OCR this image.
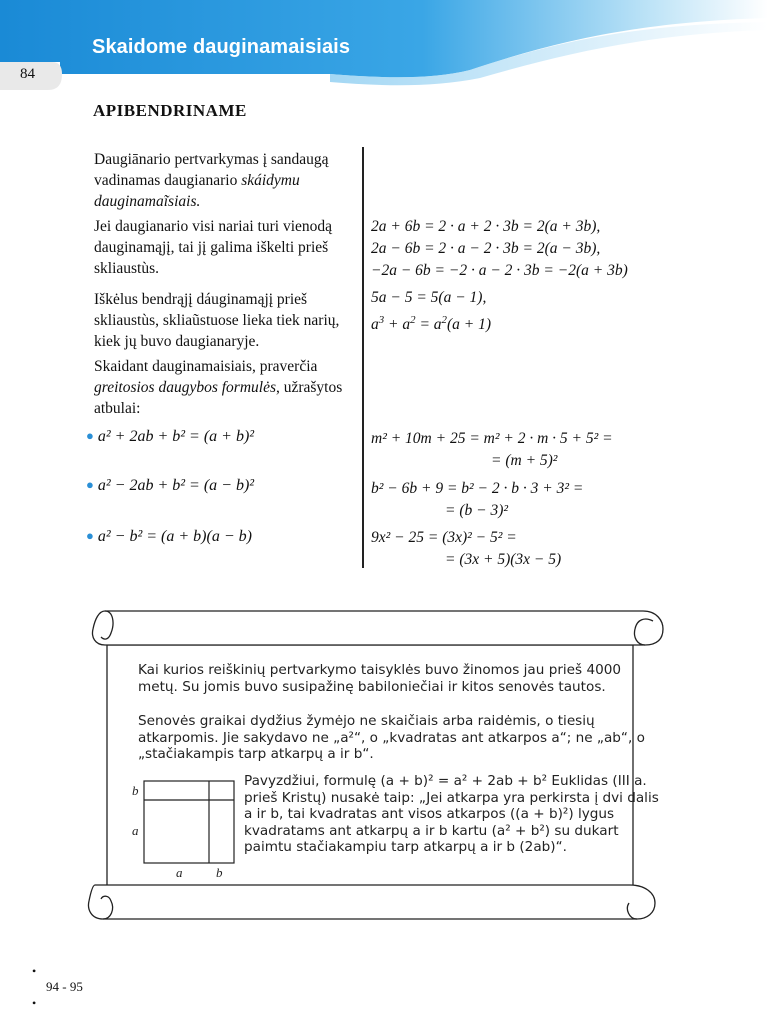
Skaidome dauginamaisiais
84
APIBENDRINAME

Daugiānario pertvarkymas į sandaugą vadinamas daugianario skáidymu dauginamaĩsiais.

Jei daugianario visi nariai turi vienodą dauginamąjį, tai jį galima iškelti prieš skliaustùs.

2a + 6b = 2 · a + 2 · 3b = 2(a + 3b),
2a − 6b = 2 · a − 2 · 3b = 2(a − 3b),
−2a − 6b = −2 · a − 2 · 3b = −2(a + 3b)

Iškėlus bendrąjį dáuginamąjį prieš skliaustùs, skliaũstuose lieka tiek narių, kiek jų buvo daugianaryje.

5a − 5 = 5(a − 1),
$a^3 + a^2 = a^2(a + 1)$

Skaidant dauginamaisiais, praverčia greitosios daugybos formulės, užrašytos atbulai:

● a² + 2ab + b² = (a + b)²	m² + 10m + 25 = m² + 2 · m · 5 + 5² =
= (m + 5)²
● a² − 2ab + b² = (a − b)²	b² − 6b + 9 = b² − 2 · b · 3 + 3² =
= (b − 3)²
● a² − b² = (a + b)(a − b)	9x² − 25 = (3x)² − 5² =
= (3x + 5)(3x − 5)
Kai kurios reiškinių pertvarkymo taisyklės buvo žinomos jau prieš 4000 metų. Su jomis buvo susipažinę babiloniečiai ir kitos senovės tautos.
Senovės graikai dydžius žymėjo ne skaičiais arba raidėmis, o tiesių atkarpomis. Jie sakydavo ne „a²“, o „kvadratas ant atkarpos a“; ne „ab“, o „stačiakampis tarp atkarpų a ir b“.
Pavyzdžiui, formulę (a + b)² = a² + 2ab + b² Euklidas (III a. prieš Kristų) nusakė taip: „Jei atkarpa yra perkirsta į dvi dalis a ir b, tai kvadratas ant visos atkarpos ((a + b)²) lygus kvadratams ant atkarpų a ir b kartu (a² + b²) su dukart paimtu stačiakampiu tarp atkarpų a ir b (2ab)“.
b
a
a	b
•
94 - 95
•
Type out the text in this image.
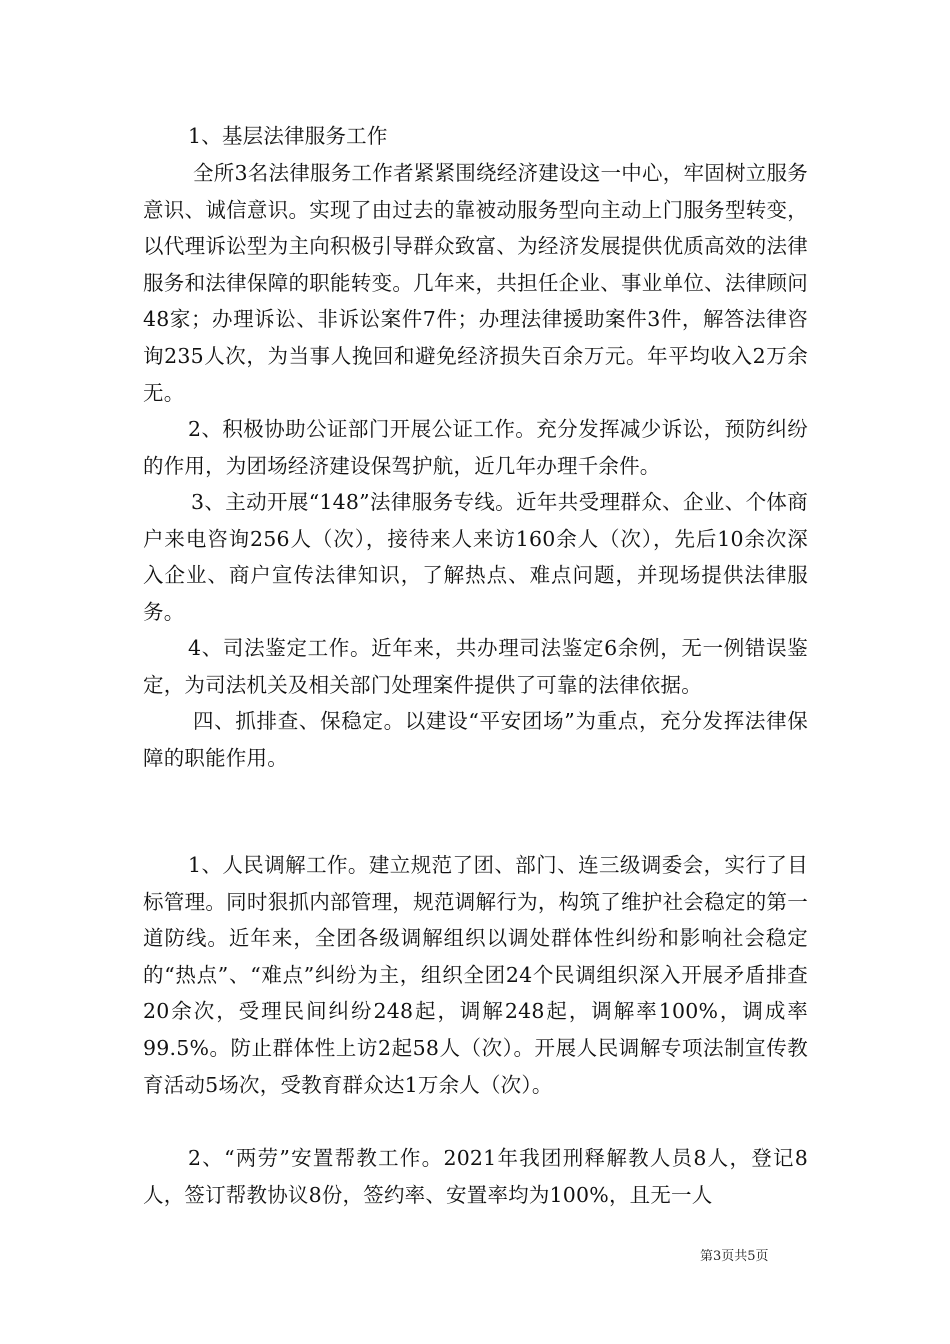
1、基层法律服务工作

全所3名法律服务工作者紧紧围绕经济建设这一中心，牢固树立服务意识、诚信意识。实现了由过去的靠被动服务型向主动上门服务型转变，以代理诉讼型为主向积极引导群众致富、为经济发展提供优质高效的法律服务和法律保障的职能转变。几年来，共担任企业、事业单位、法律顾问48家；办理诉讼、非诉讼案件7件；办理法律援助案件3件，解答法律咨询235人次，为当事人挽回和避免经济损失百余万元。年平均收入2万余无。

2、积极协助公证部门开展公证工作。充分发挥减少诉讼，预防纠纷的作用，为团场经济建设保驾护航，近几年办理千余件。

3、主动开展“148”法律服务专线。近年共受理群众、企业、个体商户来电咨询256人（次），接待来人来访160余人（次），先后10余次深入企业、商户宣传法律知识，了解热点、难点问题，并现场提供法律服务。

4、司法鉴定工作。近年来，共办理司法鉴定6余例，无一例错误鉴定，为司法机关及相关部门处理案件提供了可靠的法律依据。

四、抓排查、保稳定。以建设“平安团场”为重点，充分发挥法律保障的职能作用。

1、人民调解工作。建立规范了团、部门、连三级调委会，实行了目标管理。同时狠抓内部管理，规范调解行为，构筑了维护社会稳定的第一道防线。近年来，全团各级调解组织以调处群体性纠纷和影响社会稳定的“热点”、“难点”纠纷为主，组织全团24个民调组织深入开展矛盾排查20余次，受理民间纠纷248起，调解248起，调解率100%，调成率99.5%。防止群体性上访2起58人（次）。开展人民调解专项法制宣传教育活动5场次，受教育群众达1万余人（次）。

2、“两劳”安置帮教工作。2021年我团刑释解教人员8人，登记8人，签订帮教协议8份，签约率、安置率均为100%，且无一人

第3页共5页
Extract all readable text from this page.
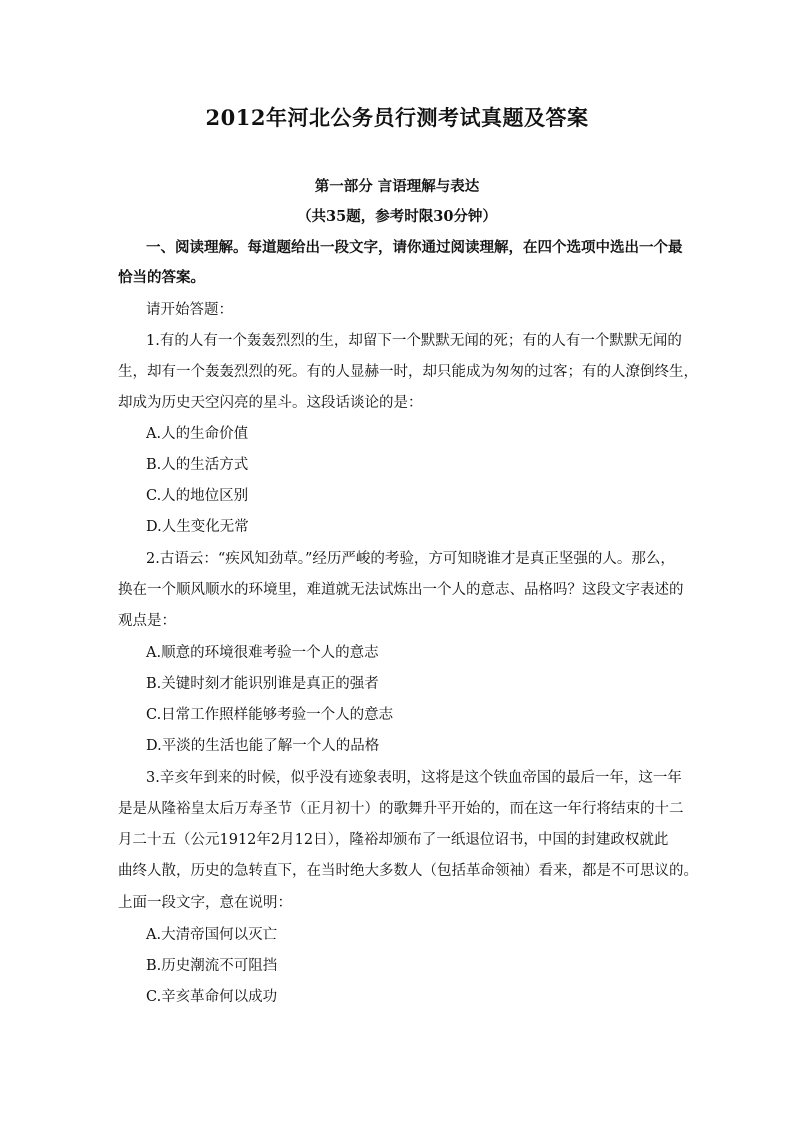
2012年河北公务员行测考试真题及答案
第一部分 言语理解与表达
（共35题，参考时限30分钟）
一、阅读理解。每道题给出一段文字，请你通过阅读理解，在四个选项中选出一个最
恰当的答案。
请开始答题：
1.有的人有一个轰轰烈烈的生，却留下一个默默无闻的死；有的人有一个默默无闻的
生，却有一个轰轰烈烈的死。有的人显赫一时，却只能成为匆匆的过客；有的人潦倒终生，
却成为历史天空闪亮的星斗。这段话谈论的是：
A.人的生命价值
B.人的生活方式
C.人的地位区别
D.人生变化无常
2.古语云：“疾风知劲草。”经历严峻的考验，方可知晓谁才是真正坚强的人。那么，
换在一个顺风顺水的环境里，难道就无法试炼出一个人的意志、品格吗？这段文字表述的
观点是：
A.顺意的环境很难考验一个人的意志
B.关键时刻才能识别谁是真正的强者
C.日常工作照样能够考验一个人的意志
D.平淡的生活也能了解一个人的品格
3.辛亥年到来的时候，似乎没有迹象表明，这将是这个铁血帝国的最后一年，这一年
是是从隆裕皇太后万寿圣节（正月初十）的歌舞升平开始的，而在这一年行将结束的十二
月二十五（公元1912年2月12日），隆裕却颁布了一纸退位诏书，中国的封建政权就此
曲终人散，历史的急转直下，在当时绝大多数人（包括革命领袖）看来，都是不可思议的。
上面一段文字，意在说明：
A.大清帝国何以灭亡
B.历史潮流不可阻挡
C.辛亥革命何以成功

● ● ● ● ● ● ●

INSTRUCTION:
Write out the lines of the material from the one containing "Type out the text in this image." through the last, exactly and only those. Leave every picture out.

ANSWER TO THIS TASK:
Type out the text in this image.
1、基层法律服务工作

全所3名法律服务工作者紧紧围绕经济建设这一中心，牢固树立服务意识、诚信意识。实现了由过去的靠被动服务型向主动上门服务型转变，以代理诉讼型为主向积极引导群众致富、为经济发展提供优质高效的法律服务和法律保障的职能转变。几年来，共担任企业、事业单位、法律顾问48家；办理诉讼、非诉讼案件7件；办理法律援助案件3件，解答法律咨询235人次，为当事人挽回和避免经济损失百余万元。年平均收入2万余无。

2、积极协助公证部门开展公证工作。充分发挥减少诉讼，预防纠纷的作用，为团场经济建设保驾护航，近几年办理千余件。

3、主动开展“148”法律服务专线。近年共受理群众、企业、个体商户来电咨询256人（次），接待来人来访160余人（次），先后10余次深入企业、商户宣传法律知识，了解热点、难点问题，并现场提供法律服务。

4、司法鉴定工作。近年来，共办理司法鉴定6余例，无一例错误鉴定，为司法机关及相关部门处理案件提供了可靠的法律依据。

四、抓排查、保稳定。以建设“平安团场”为重点，充分发挥法律保障的职能作用。

1、人民调解工作。建立规范了团、部门、连三级调委会，实行了目标管理。同时狠抓内部管理，规范调解行为，构筑了维护社会稳定的第一道防线。近年来，全团各级调解组织以调处群体性纠纷和影响社会稳定的“热点”、“难点”纠纷为主，组织全团24个民调组织深入开展矛盾排查20余次，受理民间纠纷248起，调解248起，调解率100%，调成率99.5%。防止群体性上访2起58人（次）。开展人民调解专项法制宣传教育活动5场次，受教育群众达1万余人（次）。

2、“两劳”安置帮教工作。2021年我团刑释解教人员8人，登记8人，签订帮教协议8份，签约率、安置率均为100%，且无一人

第3页共5页
Extract all readable text from this page.
2012年河北公务员行测考试真题及答案
第一部分 言语理解与表达
（共35题，参考时限30分钟）
一、阅读理解。每道题给出一段文字，请你通过阅读理解，在四个选项中选出一个最
恰当的答案。
请开始答题：
1.有的人有一个轰轰烈烈的生，却留下一个默默无闻的死；有的人有一个默默无闻的
生，却有一个轰轰烈烈的死。有的人显赫一时，却只能成为匆匆的过客；有的人潦倒终生，
却成为历史天空闪亮的星斗。这段话谈论的是：
A.人的生命价值
B.人的生活方式
C.人的地位区别
D.人生变化无常
2.古语云：“疾风知劲草。”经历严峻的考验，方可知晓谁才是真正坚强的人。那么，
换在一个顺风顺水的环境里，难道就无法试炼出一个人的意志、品格吗？这段文字表述的
观点是：
A.顺意的环境很难考验一个人的意志
B.关键时刻才能识别谁是真正的强者
C.日常工作照样能够考验一个人的意志
D.平淡的生活也能了解一个人的品格
3.辛亥年到来的时候，似乎没有迹象表明，这将是这个铁血帝国的最后一年，这一年
是是从隆裕皇太后万寿圣节（正月初十）的歌舞升平开始的，而在这一年行将结束的十二
月二十五（公元1912年2月12日），隆裕却颁布了一纸退位诏书，中国的封建政权就此
曲终人散，历史的急转直下，在当时绝大多数人（包括革命领袖）看来，都是不可思议的。
上面一段文字，意在说明：
A.大清帝国何以灭亡
B.历史潮流不可阻挡
C.辛亥革命何以成功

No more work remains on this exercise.